### EXERCISE INPUT
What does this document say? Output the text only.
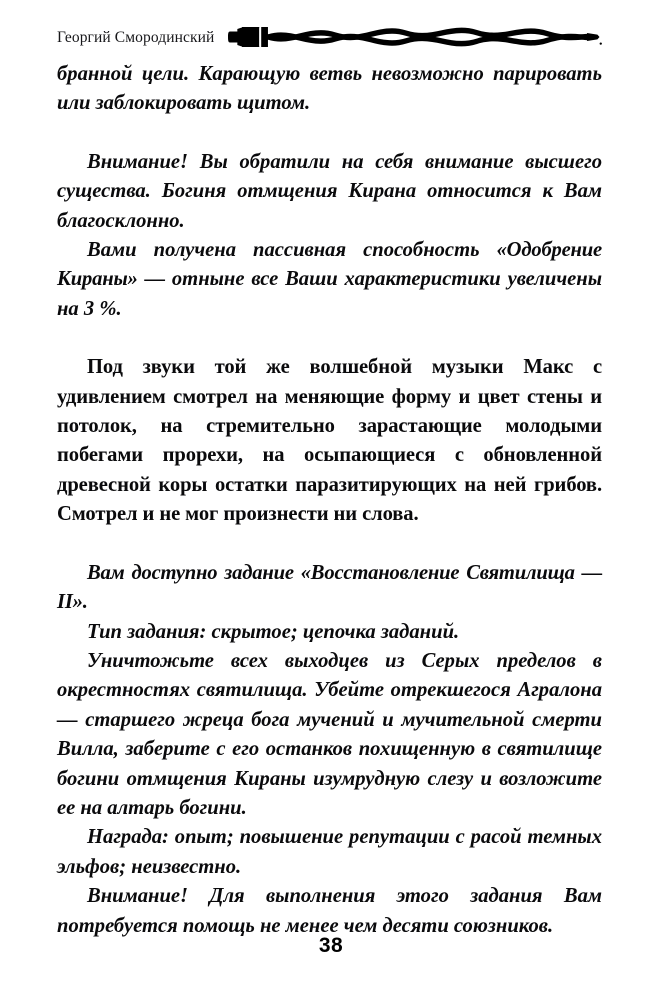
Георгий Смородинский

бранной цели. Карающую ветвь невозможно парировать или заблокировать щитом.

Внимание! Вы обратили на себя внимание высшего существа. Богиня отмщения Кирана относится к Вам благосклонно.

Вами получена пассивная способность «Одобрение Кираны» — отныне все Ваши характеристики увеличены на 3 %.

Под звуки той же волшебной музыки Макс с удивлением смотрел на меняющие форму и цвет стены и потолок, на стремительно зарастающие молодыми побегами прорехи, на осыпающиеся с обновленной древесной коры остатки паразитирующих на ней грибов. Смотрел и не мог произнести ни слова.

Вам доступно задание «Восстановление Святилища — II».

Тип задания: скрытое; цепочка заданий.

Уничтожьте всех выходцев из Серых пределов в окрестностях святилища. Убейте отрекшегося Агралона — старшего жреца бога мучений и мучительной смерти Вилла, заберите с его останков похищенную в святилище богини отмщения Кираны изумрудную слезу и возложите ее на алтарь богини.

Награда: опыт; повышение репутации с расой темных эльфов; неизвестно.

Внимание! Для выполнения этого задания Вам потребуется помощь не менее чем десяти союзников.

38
######
Using the material above, retype each entry exactly and omit the pictures.

## ANSWER TO THE EXERCISE:
What does this document say? Output the text only.
Георгий Смородинский

бранной цели. Карающую ветвь невозможно парировать или заблокировать щитом.

Внимание! Вы обратили на себя внимание высшего существа. Богиня отмщения Кирана относится к Вам благосклонно.

Вами получена пассивная способность «Одобрение Кираны» — отныне все Ваши характеристики увеличены на 3 %.

Под звуки той же волшебной музыки Макс с удивлением смотрел на меняющие форму и цвет стены и потолок, на стремительно зарастающие молодыми побегами прорехи, на осыпающиеся с обновленной древесной коры остатки паразитирующих на ней грибов. Смотрел и не мог произнести ни слова.

Вам доступно задание «Восстановление Святилища — II».

Тип задания: скрытое; цепочка заданий.

Уничтожьте всех выходцев из Серых пределов в окрестностях святилища. Убейте отрекшегося Агралона — старшего жреца бога мучений и мучительной смерти Вилла, заберите с его останков похищенную в святилище богини отмщения Кираны изумрудную слезу и возложите ее на алтарь богини.

Награда: опыт; повышение репутации с расой темных эльфов; неизвестно.

Внимание! Для выполнения этого задания Вам потребуется помощь не менее чем десяти союзников.

38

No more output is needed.